(YOUR INSTRUCTIONS)
Reproduce each of the lines word for word.

--- Start RECORD LIST ---

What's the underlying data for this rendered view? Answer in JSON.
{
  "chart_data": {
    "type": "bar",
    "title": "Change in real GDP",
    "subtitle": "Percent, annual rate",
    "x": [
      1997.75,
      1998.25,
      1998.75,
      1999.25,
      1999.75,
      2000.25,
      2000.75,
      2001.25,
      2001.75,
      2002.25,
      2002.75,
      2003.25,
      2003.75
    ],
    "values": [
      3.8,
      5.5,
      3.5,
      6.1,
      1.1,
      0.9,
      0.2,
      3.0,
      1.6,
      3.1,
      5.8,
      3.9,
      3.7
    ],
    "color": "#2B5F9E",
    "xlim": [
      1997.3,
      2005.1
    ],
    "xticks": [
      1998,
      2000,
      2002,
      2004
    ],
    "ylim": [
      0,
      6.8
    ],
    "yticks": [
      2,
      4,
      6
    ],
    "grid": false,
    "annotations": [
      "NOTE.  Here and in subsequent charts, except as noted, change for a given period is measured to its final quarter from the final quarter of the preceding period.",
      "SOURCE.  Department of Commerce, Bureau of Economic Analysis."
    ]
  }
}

--- End RECORD LIST ---

(EXERCISE ANSWER)
What's the underlying data for this rendered view? Answer in JSON.
{
  "chart_data": {
    "type": "bar",
    "title": "Change in real GDP",
    "subtitle": "Percent, annual rate",
    "x": [
      1997.75,
      1998.25,
      1998.75,
      1999.25,
      1999.75,
      2000.25,
      2000.75,
      2001.25,
      2001.75,
      2002.25,
      2002.75,
      2003.25,
      2003.75
    ],
    "values": [
      3.8,
      5.5,
      3.5,
      6.1,
      1.1,
      0.9,
      0.2,
      3.0,
      1.6,
      3.1,
      5.8,
      3.9,
      3.7
    ],
    "color": "#2B5F9E",
    "xlim": [
      1997.3,
      2005.1
    ],
    "xticks": [
      1998,
      2000,
      2002,
      2004
    ],
    "ylim": [
      0,
      6.8
    ],
    "yticks": [
      2,
      4,
      6
    ],
    "grid": false,
    "annotations": [
      "NOTE.  Here and in subsequent charts, except as noted, change for a given period is measured to its final quarter from the final quarter of the preceding period.",
      "SOURCE.  Department of Commerce, Bureau of Economic Analysis."
    ]
  }
}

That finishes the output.